* START Material provided *
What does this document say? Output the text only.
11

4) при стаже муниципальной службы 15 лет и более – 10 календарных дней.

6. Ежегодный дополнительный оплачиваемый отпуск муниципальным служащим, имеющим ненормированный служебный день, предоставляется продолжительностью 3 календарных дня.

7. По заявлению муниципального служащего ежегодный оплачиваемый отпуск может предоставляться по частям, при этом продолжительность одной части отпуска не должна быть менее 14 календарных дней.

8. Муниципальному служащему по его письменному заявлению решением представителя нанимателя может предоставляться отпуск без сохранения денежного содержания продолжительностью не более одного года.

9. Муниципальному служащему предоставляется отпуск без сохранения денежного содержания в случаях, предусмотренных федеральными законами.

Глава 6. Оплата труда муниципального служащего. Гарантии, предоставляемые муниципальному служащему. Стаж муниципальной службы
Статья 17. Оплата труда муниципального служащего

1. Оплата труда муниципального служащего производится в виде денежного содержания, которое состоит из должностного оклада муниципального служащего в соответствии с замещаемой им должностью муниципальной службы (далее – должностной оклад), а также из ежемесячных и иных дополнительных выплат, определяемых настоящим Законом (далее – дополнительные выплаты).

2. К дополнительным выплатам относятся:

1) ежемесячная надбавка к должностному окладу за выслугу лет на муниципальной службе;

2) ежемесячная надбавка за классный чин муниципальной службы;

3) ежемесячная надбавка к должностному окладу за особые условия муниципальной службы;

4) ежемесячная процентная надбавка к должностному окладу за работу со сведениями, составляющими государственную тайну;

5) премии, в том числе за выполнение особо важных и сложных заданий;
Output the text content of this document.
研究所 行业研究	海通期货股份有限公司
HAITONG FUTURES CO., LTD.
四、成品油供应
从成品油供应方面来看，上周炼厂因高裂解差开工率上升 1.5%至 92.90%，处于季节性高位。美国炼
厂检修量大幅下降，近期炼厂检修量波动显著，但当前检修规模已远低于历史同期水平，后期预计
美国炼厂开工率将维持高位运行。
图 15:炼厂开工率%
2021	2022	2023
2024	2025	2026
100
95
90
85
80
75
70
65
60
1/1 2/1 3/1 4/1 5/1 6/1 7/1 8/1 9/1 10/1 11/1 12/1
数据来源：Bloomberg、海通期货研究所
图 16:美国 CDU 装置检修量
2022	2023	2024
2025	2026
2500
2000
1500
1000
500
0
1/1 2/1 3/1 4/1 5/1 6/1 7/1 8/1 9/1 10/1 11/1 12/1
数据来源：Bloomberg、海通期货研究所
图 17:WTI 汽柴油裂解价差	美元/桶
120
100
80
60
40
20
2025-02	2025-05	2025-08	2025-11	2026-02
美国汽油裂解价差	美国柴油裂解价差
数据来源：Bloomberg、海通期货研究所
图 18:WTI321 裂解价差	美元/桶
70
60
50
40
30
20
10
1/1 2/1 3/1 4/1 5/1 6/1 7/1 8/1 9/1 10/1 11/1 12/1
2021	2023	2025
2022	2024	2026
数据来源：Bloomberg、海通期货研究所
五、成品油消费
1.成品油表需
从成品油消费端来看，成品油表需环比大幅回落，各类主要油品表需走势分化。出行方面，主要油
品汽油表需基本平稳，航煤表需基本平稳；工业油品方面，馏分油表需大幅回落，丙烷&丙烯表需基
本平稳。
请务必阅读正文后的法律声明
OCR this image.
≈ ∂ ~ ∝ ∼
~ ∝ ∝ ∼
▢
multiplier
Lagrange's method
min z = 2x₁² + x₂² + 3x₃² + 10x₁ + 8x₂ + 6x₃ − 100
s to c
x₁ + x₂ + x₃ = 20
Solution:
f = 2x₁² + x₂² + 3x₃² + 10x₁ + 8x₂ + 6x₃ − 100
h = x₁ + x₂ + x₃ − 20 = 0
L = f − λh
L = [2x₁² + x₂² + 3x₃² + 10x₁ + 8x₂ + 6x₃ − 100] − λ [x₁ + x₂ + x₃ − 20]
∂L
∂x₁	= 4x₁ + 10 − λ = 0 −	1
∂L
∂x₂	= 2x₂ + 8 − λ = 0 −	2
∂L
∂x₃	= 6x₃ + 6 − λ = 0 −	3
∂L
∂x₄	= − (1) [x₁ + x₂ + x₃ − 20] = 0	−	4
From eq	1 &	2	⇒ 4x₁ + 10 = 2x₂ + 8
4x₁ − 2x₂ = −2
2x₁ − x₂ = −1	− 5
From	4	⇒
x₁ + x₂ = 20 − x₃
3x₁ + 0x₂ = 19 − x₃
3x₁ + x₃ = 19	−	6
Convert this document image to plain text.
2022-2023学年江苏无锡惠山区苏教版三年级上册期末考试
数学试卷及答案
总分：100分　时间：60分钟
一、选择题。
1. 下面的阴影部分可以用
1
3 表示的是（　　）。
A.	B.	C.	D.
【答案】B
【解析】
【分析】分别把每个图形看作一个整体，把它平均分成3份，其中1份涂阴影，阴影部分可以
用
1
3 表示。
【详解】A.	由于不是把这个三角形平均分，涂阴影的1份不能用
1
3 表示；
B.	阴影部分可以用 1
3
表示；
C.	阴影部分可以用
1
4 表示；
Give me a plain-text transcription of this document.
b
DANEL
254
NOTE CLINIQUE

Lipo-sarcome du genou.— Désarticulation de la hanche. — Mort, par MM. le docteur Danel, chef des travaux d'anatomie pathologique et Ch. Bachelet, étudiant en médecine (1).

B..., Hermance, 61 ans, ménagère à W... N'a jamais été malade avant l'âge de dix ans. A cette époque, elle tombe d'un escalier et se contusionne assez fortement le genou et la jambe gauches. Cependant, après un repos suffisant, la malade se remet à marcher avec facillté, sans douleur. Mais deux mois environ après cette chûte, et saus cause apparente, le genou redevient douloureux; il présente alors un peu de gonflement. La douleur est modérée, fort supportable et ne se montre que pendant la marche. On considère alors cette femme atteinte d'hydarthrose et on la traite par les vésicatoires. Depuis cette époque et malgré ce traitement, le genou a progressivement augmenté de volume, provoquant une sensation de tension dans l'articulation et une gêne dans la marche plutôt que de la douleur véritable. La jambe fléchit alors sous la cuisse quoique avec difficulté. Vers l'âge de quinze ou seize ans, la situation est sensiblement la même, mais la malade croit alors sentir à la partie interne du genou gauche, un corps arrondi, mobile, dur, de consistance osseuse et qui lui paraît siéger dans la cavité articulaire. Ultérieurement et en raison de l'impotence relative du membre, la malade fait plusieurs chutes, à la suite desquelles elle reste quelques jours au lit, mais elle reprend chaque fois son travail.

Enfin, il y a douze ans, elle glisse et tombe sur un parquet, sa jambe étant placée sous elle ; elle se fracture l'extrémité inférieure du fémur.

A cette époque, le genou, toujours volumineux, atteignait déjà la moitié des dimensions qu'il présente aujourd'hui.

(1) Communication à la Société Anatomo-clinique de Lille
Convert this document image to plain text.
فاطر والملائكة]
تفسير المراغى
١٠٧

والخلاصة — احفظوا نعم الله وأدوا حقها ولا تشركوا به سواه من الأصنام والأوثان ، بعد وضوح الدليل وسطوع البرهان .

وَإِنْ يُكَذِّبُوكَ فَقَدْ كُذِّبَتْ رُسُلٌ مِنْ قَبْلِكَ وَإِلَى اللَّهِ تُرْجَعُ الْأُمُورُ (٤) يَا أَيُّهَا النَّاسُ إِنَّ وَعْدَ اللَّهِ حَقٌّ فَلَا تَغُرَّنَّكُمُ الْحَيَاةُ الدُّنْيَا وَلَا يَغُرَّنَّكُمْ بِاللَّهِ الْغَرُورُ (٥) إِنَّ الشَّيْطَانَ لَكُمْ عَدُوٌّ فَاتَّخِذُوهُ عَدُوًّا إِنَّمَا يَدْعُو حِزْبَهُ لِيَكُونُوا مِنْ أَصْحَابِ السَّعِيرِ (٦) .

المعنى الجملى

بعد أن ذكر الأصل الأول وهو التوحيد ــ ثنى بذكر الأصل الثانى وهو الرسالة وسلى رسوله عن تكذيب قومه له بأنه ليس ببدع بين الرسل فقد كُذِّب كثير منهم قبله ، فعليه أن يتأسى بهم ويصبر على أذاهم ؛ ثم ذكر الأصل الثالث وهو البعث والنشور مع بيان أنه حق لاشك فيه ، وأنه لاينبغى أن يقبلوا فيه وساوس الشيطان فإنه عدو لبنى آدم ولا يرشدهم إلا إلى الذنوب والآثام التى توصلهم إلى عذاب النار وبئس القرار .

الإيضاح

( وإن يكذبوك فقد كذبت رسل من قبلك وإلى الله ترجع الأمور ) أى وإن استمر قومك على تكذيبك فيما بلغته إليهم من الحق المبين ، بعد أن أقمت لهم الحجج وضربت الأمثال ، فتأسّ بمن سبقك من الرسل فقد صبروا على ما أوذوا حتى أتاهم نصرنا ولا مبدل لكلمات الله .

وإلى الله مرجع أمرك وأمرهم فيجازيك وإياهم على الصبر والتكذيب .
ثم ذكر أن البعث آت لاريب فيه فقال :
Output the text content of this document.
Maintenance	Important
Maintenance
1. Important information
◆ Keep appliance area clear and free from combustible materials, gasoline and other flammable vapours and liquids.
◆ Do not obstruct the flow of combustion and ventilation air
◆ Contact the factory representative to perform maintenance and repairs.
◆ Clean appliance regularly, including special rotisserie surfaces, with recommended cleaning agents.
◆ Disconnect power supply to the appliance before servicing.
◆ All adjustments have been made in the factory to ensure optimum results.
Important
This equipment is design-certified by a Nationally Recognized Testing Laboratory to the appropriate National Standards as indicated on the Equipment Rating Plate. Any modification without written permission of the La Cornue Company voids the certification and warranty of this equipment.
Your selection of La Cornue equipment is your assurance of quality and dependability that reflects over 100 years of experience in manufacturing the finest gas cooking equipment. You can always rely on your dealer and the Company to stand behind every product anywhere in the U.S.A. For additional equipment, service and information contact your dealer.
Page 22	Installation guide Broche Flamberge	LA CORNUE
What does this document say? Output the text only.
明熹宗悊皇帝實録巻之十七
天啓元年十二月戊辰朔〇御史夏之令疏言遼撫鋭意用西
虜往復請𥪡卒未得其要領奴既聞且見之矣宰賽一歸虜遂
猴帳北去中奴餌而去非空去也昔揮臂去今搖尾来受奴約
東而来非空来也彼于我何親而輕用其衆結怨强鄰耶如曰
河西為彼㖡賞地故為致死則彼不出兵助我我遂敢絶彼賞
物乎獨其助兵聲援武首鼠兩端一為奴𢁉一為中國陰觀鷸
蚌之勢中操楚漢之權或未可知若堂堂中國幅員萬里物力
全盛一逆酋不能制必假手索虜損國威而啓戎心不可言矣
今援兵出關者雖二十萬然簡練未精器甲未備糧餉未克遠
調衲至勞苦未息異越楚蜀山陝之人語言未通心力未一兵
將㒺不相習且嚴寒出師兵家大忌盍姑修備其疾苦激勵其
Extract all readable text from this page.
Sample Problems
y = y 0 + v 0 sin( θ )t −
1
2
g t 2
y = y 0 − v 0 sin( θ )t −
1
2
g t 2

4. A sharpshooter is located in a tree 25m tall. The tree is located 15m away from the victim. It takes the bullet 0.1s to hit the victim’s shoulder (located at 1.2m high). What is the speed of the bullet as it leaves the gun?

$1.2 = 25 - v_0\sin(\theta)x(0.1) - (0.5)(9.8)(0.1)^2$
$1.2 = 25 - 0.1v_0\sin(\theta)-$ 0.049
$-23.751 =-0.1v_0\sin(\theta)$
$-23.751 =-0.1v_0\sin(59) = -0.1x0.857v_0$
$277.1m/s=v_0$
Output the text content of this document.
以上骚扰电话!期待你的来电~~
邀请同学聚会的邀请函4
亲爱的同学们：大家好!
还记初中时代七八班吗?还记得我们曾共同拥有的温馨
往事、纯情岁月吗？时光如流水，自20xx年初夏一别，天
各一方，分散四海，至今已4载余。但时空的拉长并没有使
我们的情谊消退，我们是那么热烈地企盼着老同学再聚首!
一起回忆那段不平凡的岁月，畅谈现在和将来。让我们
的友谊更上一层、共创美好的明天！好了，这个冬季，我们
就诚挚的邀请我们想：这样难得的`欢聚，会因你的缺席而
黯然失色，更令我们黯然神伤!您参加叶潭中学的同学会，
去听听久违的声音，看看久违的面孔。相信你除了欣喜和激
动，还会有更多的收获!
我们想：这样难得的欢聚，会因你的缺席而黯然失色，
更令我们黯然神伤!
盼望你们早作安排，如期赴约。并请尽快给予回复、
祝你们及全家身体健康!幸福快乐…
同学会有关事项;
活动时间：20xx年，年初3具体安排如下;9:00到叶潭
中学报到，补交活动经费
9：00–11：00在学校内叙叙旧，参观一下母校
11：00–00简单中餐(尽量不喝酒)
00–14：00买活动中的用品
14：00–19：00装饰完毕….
* END Material provided *
Goal -> Return exactly the lines from the one containing "Extract all readable text from this page." through the last line of the records above, both included, and nothing else.

Written response ->
Extract all readable text from this page.
Sample Problems
y = y 0 + v 0 sin( θ )t −
1
2
g t 2
y = y 0 − v 0 sin( θ )t −
1
2
g t 2

4. A sharpshooter is located in a tree 25m tall. The tree is located 15m away from the victim. It takes the bullet 0.1s to hit the victim’s shoulder (located at 1.2m high). What is the speed of the bullet as it leaves the gun?

$1.2 = 25 - v_0\sin(\theta)x(0.1) - (0.5)(9.8)(0.1)^2$
$1.2 = 25 - 0.1v_0\sin(\theta)-$ 0.049
$-23.751 =-0.1v_0\sin(\theta)$
$-23.751 =-0.1v_0\sin(59) = -0.1x0.857v_0$
$277.1m/s=v_0$
Output the text content of this document.
以上骚扰电话!期待你的来电~~
邀请同学聚会的邀请函4
亲爱的同学们：大家好!
还记初中时代七八班吗?还记得我们曾共同拥有的温馨
往事、纯情岁月吗？时光如流水，自20xx年初夏一别，天
各一方，分散四海，至今已4载余。但时空的拉长并没有使
我们的情谊消退，我们是那么热烈地企盼着老同学再聚首!
一起回忆那段不平凡的岁月，畅谈现在和将来。让我们
的友谊更上一层、共创美好的明天！好了，这个冬季，我们
就诚挚的邀请我们想：这样难得的`欢聚，会因你的缺席而
黯然失色，更令我们黯然神伤!您参加叶潭中学的同学会，
去听听久违的声音，看看久违的面孔。相信你除了欣喜和激
动，还会有更多的收获!
我们想：这样难得的欢聚，会因你的缺席而黯然失色，
更令我们黯然神伤!
盼望你们早作安排，如期赴约。并请尽快给予回复、
祝你们及全家身体健康!幸福快乐…
同学会有关事项;
活动时间：20xx年，年初3具体安排如下;9:00到叶潭
中学报到，补交活动经费
9：00–11：00在学校内叙叙旧，参观一下母校
11：00–00简单中餐(尽量不喝酒)
00–14：00买活动中的用品
14：00–19：00装饰完毕….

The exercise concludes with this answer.